## Stated exercise
Format the rows below as a Markdown table with the columns No. and Line, giving each row its number and its text and leaving out blank lines.

[Element box annotations]
════

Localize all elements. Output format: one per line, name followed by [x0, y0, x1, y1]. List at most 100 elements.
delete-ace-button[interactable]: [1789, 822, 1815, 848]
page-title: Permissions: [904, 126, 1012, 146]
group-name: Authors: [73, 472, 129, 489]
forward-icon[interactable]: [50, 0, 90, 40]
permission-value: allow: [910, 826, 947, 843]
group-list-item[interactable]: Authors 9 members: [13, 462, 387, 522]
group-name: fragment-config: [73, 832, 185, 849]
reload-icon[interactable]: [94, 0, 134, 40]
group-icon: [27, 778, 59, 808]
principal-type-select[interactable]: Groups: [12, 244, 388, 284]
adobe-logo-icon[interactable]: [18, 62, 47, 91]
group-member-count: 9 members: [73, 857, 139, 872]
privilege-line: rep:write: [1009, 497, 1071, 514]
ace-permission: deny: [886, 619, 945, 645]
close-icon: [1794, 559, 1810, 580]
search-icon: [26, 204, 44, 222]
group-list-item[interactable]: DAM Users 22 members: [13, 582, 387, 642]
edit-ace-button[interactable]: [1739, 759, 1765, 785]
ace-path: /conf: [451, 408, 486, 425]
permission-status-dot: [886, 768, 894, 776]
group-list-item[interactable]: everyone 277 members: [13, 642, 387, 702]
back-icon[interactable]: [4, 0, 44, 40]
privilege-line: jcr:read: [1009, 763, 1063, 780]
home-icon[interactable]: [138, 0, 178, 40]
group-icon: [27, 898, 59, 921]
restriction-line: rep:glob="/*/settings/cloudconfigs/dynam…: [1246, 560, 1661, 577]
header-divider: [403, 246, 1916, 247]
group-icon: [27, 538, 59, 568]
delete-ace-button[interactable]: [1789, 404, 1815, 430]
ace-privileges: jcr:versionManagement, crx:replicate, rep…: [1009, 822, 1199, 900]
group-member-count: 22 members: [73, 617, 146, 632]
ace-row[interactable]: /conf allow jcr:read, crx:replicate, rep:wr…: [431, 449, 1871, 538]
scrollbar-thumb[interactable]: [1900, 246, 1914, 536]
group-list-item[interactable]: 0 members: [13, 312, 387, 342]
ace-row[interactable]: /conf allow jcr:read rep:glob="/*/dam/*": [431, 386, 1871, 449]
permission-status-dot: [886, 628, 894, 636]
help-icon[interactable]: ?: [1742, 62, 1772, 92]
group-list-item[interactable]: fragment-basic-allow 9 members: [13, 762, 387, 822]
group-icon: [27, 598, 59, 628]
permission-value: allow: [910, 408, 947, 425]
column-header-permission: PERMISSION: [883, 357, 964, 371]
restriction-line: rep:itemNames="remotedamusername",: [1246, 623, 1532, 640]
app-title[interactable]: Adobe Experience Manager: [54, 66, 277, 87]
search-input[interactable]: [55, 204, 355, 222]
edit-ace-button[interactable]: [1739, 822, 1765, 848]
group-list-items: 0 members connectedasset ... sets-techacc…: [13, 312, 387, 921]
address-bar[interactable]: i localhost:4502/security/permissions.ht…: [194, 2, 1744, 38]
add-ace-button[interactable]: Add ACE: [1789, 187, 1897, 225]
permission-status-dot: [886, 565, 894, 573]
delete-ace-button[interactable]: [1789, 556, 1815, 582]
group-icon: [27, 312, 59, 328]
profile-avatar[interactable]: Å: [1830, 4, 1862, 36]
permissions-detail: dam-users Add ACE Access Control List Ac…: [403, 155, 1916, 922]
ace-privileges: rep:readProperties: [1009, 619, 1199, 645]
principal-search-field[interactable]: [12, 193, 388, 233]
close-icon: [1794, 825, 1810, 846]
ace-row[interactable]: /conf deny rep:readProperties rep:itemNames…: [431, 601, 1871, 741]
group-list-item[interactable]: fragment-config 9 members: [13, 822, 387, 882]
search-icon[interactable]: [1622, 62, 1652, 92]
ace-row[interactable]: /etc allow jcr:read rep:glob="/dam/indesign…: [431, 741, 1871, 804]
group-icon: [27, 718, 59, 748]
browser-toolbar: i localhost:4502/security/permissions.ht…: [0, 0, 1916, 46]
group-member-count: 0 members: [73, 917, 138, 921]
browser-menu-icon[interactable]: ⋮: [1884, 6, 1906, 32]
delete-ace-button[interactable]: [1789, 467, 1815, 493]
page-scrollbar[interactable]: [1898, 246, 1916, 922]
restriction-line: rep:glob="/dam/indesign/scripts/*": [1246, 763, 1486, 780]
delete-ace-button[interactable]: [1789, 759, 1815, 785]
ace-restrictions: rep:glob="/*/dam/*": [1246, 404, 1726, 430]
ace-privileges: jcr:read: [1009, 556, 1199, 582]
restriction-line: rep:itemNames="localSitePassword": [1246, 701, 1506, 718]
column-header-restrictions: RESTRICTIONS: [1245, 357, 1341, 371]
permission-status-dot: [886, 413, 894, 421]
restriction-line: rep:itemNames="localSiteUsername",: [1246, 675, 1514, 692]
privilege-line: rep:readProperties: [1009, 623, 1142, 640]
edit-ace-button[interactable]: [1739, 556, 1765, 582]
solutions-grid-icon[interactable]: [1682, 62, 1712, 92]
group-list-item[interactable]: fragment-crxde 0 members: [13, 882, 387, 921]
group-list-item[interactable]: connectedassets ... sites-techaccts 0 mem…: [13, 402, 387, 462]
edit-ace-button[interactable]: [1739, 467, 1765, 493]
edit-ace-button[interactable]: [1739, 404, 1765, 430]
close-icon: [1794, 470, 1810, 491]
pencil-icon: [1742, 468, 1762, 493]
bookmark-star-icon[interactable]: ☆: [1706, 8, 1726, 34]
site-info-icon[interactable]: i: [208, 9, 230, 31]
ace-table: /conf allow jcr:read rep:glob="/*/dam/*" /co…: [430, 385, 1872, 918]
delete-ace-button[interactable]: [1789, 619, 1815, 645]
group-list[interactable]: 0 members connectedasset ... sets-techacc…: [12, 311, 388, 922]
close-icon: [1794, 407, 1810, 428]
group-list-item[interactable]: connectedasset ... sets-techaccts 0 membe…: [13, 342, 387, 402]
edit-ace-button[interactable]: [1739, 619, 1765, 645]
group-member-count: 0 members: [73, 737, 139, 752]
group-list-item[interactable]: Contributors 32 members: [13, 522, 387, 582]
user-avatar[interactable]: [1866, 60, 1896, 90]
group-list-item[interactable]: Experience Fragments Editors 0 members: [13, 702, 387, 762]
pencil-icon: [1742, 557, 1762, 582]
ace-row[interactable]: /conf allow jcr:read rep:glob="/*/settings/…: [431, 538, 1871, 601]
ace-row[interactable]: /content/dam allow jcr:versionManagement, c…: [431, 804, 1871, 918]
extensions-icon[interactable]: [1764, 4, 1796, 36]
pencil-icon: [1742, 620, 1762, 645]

════

## Finished exercise
| No. | Line |
|---|---|
| 1 | Localize all elements. Output format: one per line, name followed by [x0, y0, x1, y1]. List at most 100 elements. |
| 2 | delete-ace-button[interactable]: [1789, 822, 1815, 848] |
| 3 | page-title: Permissions: [904, 126, 1012, 146] |
| 4 | group-name: Authors: [73, 472, 129, 489] |
| 5 | forward-icon[interactable]: [50, 0, 90, 40] |
| 6 | permission-value: allow: [910, 826, 947, 843] |
| 7 | group-list-item[interactable]: Authors 9 members: [13, 462, 387, 522] |
| 8 | group-name: fragment-config: [73, 832, 185, 849] |
| 9 | reload-icon[interactable]: [94, 0, 134, 40] |
| 10 | group-icon: [27, 778, 59, 808] |
| 11 | principal-type-select[interactable]: Groups: [12, 244, 388, 284] |
| 12 | adobe-logo-icon[interactable]: [18, 62, 47, 91] |
| 13 | group-member-count: 9 members: [73, 857, 139, 872] |
| 14 | privilege-line: rep:write: [1009, 497, 1071, 514] |
| 15 | ace-permission: deny: [886, 619, 945, 645] |
| 16 | close-icon: [1794, 559, 1810, 580] |
| 17 | search-icon: [26, 204, 44, 222] |
| 18 | group-list-item[interactable]: DAM Users 22 members: [13, 582, 387, 642] |
| 19 | edit-ace-button[interactable]: [1739, 759, 1765, 785] |
| 20 | ace-path: /conf: [451, 408, 486, 425] |
| 21 | permission-status-dot: [886, 768, 894, 776] |
| 22 | group-list-item[interactable]: everyone 277 members: [13, 642, 387, 702] |
| 23 | back-icon[interactable]: [4, 0, 44, 40] |
| 24 | privilege-line: jcr:read: [1009, 763, 1063, 780] |
| 25 | home-icon[interactable]: [138, 0, 178, 40] |
| 26 | group-icon: [27, 898, 59, 921] |
| 27 | restriction-line: rep:glob="/*/settings/cloudconfigs/dynam…: [1246, 560, 1661, 577] |
| 28 | header-divider: [403, 246, 1916, 247] |
| 29 | group-icon: [27, 538, 59, 568] |
| 30 | delete-ace-button[interactable]: [1789, 404, 1815, 430] |
| 31 | ace-privileges: jcr:versionManagement, crx:replicate, rep…: [1009, 822, 1199, 900] |
| 32 | group-member-count: 22 members: [73, 617, 146, 632] |
| 33 | ace-row[interactable]: /conf allow jcr:read, crx:replicate, rep:wr…: [431, 449, 1871, 538] |
| 34 | scrollbar-thumb[interactable]: [1900, 246, 1914, 536] |
| 35 | group-list-item[interactable]: 0 members: [13, 312, 387, 342] |
| 36 | ace-row[interactable]: /conf allow jcr:read rep:glob="/*/dam/*": [431, 386, 1871, 449] |
| 37 | permission-status-dot: [886, 628, 894, 636] |
| 38 | help-icon[interactable]: ?: [1742, 62, 1772, 92] |
| 39 | group-list-item[interactable]: fragment-basic-allow 9 members: [13, 762, 387, 822] |
| 40 | group-icon: [27, 598, 59, 628] |
| 41 | permission-value: allow: [910, 408, 947, 425] |
| 42 | column-header-permission: PERMISSION: [883, 357, 964, 371] |
| 43 | restriction-line: rep:itemNames="remotedamusername",: [1246, 623, 1532, 640] |
| 44 | app-title[interactable]: Adobe Experience Manager: [54, 66, 277, 87] |
| 45 | search-input[interactable]: [55, 204, 355, 222] |
| 46 | edit-ace-button[interactable]: [1739, 822, 1765, 848] |
| 47 | group-list-items: 0 members connectedasset ... sets-techacc…: [13, 312, 387, 921] |
| 48 | address-bar[interactable]: i localhost:4502/security/permissions.ht…: [194, 2, 1744, 38] |
| 49 | add-ace-button[interactable]: Add ACE: [1789, 187, 1897, 225] |
| 50 | permission-status-dot: [886, 565, 894, 573] |
| 51 | delete-ace-button[interactable]: [1789, 556, 1815, 582] |
| 52 | group-icon: [27, 312, 59, 328] |
| 53 | profile-avatar[interactable]: Å: [1830, 4, 1862, 36] |
| 54 | permissions-detail: dam-users Add ACE Access Control List Ac…: [403, 155, 1916, 922] |
| 55 | ace-privileges: rep:readProperties: [1009, 619, 1199, 645] |
| 56 | principal-search-field[interactable]: [12, 193, 388, 233] |
| 57 | close-icon: [1794, 825, 1810, 846] |
| 58 | ace-row[interactable]: /conf deny rep:readProperties rep:itemNames…: [431, 601, 1871, 741] |
| 59 | group-list-item[interactable]: fragment-config 9 members: [13, 822, 387, 882] |
| 60 | search-icon[interactable]: [1622, 62, 1652, 92] |
| 61 | ace-row[interactable]: /etc allow jcr:read rep:glob="/dam/indesign…: [431, 741, 1871, 804] |
| 62 | group-icon: [27, 718, 59, 748] |
| 63 | browser-toolbar: i localhost:4502/security/permissions.ht…: [0, 0, 1916, 46] |
| 64 | group-member-count: 0 members: [73, 917, 138, 921] |
| 65 | browser-menu-icon[interactable]: ⋮: [1884, 6, 1906, 32] |
| 66 | delete-ace-button[interactable]: [1789, 467, 1815, 493] |
| 67 | page-scrollbar[interactable]: [1898, 246, 1916, 922] |
| 68 | restriction-line: rep:glob="/dam/indesign/scripts/*": [1246, 763, 1486, 780] |
| 69 | delete-ace-button[interactable]: [1789, 759, 1815, 785] |
| 70 | ace-restrictions: rep:glob="/*/dam/*": [1246, 404, 1726, 430] |
| 71 | ace-privileges: jcr:read: [1009, 556, 1199, 582] |
| 72 | restriction-line: rep:itemNames="localSitePassword": [1246, 701, 1506, 718] |
| 73 | column-header-restrictions: RESTRICTIONS: [1245, 357, 1341, 371] |
| 74 | permission-status-dot: [886, 413, 894, 421] |
| 75 | restriction-line: rep:itemNames="localSiteUsername",: [1246, 675, 1514, 692] |
| 76 | privilege-line: rep:readProperties: [1009, 623, 1142, 640] |
| 77 | edit-ace-button[interactable]: [1739, 556, 1765, 582] |
| 78 | solutions-grid-icon[interactable]: [1682, 62, 1712, 92] |
| 79 | group-list-item[interactable]: fragment-crxde 0 members: [13, 882, 387, 921] |
| 80 | group-list-item[interactable]: connectedassets ... sites-techaccts 0 mem…: [13, 402, 387, 462] |
| 81 | edit-ace-button[interactable]: [1739, 467, 1765, 493] |
| 82 | edit-ace-button[interactable]: [1739, 404, 1765, 430] |
| 83 | close-icon: [1794, 470, 1810, 491] |
| 84 | pencil-icon: [1742, 468, 1762, 493] |
| 85 | bookmark-star-icon[interactable]: ☆: [1706, 8, 1726, 34] |
| 86 | site-info-icon[interactable]: i: [208, 9, 230, 31] |
| 87 | ace-table: /conf allow jcr:read rep:glob="/*/dam/*" /co…: [430, 385, 1872, 918] |
| 88 | delete-ace-button[interactable]: [1789, 619, 1815, 645] |
| 89 | group-list[interactable]: 0 members connectedasset ... sets-techacc…: [12, 311, 388, 922] |
| 90 | close-icon: [1794, 407, 1810, 428] |
| 91 | group-list-item[interactable]: connectedasset ... sets-techaccts 0 membe…: [13, 342, 387, 402] |
| 92 | edit-ace-button[interactable]: [1739, 619, 1765, 645] |
| 93 | group-member-count: 0 members: [73, 737, 139, 752] |
| 94 | group-list-item[interactable]: Contributors 32 members: [13, 522, 387, 582] |
| 95 | user-avatar[interactable]: [1866, 60, 1896, 90] |
| 96 | group-list-item[interactable]: Experience Fragments Editors 0 members: [13, 702, 387, 762] |
| 97 | pencil-icon: [1742, 557, 1762, 582] |
| 98 | ace-row[interactable]: /conf allow jcr:read rep:glob="/*/settings/…: [431, 538, 1871, 601] |
| 99 | ace-row[interactable]: /content/dam allow jcr:versionManagement, c…: [431, 804, 1871, 918] |
| 100 | extensions-icon[interactable]: [1764, 4, 1796, 36] |
| 101 | pencil-icon: [1742, 620, 1762, 645] |